═════ RECORDS FOR THIS EXERCISE ═════

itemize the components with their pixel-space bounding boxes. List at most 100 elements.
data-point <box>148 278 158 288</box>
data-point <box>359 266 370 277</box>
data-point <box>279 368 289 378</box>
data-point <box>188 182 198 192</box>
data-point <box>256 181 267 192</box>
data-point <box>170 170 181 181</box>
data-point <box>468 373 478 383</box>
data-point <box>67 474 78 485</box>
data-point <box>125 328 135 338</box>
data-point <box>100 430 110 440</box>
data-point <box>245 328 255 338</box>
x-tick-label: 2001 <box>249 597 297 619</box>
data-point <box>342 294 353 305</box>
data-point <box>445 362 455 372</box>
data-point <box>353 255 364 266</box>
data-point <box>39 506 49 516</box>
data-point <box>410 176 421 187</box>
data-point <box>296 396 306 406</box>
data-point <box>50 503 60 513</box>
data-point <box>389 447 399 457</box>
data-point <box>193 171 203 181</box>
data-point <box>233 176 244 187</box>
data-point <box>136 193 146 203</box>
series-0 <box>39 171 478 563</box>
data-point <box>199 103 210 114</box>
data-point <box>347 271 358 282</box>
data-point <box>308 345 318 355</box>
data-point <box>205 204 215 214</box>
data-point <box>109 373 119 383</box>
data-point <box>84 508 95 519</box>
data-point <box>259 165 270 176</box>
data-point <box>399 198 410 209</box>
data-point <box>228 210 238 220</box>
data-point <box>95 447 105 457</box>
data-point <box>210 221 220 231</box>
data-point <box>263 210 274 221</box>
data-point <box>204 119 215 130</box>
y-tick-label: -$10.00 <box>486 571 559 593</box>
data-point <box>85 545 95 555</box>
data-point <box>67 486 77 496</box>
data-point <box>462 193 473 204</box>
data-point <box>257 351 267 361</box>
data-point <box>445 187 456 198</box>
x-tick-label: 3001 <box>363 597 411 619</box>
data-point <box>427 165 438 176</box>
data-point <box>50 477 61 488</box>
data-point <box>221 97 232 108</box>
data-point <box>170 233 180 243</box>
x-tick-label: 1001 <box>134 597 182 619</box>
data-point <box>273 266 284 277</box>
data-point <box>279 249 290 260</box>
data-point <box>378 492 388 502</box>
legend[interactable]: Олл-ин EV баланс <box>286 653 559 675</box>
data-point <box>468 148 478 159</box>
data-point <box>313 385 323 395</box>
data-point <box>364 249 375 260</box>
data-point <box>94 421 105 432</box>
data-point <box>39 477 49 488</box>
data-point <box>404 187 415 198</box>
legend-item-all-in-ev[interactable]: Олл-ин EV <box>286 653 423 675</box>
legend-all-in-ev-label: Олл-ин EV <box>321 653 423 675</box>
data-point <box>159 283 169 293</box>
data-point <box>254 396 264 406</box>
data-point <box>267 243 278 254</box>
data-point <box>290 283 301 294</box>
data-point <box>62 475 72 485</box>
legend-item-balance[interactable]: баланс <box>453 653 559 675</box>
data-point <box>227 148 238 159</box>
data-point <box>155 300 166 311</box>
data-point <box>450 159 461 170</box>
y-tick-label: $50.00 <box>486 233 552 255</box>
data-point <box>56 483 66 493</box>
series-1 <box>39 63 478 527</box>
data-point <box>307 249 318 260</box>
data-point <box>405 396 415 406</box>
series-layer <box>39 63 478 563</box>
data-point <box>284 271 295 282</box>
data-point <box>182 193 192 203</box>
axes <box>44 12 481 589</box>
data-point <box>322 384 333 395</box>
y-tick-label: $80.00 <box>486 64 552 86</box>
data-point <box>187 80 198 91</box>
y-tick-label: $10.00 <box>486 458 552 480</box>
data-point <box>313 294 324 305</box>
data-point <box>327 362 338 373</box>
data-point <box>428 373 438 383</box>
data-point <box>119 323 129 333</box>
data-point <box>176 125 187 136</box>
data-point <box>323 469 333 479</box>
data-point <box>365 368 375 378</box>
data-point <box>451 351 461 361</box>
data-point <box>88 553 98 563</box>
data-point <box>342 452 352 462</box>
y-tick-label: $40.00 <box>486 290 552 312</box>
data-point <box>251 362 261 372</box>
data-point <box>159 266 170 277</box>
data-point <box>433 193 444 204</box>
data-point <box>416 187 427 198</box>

═════

* **WHAT YOU HAVE TO DO**:
Find each line in the data above that contains the string "tick" and copy those lines. Case counts.

* **REPLY**:
x-tick-label: 2001 <box>249 597 297 619</box>
y-tick-label: -$10.00 <box>486 571 559 593</box>
x-tick-label: 3001 <box>363 597 411 619</box>
x-tick-label: 1001 <box>134 597 182 619</box>
y-tick-label: $50.00 <box>486 233 552 255</box>
y-tick-label: $80.00 <box>486 64 552 86</box>
y-tick-label: $10.00 <box>486 458 552 480</box>
y-tick-label: $40.00 <box>486 290 552 312</box>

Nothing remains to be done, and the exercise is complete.